## start Records for the task
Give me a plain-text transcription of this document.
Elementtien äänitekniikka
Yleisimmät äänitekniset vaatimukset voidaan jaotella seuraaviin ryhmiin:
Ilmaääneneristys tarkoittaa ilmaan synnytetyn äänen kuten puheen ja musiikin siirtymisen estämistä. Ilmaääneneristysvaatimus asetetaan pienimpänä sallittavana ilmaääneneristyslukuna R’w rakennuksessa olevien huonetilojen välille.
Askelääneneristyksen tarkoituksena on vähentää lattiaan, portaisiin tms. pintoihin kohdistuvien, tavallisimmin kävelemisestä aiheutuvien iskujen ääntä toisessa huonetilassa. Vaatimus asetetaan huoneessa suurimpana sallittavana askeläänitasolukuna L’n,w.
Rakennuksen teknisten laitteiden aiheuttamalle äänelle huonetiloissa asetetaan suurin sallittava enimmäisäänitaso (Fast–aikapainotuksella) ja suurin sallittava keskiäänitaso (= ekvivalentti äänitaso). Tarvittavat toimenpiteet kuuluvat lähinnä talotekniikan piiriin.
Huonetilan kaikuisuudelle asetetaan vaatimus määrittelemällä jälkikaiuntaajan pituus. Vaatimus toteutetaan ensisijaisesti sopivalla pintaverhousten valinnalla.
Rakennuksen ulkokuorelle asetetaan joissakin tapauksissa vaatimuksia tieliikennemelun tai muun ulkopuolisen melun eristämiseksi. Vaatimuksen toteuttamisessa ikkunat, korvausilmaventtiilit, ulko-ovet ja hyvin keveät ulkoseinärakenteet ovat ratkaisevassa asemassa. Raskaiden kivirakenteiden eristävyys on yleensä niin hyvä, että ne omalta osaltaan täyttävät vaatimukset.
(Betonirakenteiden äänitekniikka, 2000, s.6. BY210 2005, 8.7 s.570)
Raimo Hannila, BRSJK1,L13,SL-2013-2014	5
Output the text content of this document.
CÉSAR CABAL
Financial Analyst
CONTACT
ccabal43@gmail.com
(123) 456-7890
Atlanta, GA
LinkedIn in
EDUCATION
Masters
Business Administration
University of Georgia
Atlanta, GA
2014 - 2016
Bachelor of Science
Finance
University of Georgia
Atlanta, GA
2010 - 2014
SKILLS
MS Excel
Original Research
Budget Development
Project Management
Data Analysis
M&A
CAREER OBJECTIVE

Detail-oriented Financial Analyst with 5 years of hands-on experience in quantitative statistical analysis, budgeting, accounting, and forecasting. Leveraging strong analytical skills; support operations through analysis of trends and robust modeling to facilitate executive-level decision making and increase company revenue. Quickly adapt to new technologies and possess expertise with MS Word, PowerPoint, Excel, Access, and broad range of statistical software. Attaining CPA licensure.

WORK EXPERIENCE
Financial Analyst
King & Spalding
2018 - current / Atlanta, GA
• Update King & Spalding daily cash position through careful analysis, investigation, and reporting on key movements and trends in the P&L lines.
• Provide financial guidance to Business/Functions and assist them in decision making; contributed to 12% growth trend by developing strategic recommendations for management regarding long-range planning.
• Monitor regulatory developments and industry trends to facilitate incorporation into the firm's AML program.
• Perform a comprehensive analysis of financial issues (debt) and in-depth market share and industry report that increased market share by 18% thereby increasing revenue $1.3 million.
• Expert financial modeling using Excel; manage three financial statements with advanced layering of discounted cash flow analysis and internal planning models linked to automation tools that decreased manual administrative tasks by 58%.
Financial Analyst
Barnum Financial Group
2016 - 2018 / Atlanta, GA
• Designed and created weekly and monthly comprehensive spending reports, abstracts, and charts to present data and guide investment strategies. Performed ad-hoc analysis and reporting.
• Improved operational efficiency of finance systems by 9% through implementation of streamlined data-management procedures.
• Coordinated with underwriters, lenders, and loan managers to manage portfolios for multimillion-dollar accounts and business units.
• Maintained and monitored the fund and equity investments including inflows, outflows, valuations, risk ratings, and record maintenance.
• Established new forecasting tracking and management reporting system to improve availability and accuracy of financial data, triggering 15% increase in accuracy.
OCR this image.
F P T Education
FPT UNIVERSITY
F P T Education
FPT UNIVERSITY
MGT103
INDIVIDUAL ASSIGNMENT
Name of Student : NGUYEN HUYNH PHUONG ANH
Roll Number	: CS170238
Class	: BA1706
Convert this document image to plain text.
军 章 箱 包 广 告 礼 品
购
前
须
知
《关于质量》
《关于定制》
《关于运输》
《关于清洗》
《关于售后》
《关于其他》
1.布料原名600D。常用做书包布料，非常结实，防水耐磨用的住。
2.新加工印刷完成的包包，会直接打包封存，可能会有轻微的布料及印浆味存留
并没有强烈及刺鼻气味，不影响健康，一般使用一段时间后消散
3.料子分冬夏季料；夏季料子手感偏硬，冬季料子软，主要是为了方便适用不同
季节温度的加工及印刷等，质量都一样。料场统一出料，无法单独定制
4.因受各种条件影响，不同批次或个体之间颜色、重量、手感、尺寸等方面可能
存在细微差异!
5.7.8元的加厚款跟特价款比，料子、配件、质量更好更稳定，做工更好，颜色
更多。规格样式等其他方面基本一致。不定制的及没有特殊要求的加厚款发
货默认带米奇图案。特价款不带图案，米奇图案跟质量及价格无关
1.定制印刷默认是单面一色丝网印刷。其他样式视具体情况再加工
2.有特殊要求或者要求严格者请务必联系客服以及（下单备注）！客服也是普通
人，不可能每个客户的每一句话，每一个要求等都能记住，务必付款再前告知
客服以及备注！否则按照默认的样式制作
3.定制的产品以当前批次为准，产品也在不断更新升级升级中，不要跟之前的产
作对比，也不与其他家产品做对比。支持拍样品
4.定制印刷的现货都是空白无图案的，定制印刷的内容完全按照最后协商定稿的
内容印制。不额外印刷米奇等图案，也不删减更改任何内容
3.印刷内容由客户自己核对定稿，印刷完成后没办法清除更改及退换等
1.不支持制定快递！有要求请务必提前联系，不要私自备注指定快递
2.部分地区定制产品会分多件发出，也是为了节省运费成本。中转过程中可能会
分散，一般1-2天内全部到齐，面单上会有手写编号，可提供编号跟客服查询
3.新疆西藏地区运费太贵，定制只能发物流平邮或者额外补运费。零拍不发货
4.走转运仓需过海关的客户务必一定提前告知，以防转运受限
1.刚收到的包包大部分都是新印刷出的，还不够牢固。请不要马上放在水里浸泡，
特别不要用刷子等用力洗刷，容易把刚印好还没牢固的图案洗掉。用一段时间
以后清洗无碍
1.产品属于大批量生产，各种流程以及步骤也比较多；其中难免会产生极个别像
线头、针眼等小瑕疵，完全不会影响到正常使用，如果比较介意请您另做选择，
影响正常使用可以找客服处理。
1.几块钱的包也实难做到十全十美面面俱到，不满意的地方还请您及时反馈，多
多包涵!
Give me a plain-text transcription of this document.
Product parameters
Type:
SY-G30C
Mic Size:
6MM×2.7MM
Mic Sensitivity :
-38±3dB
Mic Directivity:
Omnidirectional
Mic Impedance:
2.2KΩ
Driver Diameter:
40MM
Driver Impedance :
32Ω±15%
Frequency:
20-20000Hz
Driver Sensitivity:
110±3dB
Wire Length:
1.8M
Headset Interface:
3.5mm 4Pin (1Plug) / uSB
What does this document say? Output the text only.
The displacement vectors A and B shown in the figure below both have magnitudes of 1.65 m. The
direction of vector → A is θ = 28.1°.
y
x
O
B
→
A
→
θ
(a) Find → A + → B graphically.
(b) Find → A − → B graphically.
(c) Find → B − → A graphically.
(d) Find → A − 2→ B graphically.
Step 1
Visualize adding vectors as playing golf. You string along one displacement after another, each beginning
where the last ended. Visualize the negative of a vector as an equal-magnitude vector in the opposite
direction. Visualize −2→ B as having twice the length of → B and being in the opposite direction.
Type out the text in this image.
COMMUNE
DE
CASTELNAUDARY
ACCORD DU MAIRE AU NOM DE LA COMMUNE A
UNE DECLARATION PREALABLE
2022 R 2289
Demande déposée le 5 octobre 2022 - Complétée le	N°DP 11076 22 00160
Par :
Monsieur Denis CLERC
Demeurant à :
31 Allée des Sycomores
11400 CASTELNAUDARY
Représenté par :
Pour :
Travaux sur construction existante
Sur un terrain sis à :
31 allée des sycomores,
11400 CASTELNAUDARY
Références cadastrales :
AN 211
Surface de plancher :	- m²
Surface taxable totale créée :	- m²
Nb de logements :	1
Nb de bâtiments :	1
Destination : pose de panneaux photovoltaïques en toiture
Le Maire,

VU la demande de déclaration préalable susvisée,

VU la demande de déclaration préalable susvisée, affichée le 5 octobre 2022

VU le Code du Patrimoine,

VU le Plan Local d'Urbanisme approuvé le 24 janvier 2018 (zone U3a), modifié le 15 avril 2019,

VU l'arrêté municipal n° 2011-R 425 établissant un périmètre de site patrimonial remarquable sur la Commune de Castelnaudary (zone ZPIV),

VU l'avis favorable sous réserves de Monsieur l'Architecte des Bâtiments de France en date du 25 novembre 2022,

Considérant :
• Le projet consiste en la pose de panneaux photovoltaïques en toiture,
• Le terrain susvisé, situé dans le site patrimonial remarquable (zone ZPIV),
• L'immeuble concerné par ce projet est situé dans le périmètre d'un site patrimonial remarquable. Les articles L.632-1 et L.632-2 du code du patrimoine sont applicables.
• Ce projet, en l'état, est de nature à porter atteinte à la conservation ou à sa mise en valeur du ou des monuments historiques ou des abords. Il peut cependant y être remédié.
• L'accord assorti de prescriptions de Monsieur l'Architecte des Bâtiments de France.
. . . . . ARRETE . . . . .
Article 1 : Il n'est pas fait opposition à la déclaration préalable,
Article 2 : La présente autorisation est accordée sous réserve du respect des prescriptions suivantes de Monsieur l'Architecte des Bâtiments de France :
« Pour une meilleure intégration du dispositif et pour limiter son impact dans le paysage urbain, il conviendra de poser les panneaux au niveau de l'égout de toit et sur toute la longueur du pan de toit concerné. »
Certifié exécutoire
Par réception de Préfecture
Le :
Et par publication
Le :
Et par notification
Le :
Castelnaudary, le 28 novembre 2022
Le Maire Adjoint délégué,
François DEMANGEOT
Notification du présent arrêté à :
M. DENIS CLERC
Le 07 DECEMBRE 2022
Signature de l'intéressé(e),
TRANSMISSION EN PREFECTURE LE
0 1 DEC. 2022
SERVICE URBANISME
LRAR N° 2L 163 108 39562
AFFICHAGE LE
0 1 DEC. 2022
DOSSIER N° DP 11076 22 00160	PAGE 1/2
## end Records for the task
**What to do**
Using the listing above, locate the lines that hold "arrêté" and copy each one.

**Correct result**
VU l'arrêté municipal n° 2011-R 425 établissant un périmètre de site patrimonial remarquable sur la Commune de Castelnaudary (zone ZPIV),
Notification du présent arrêté à :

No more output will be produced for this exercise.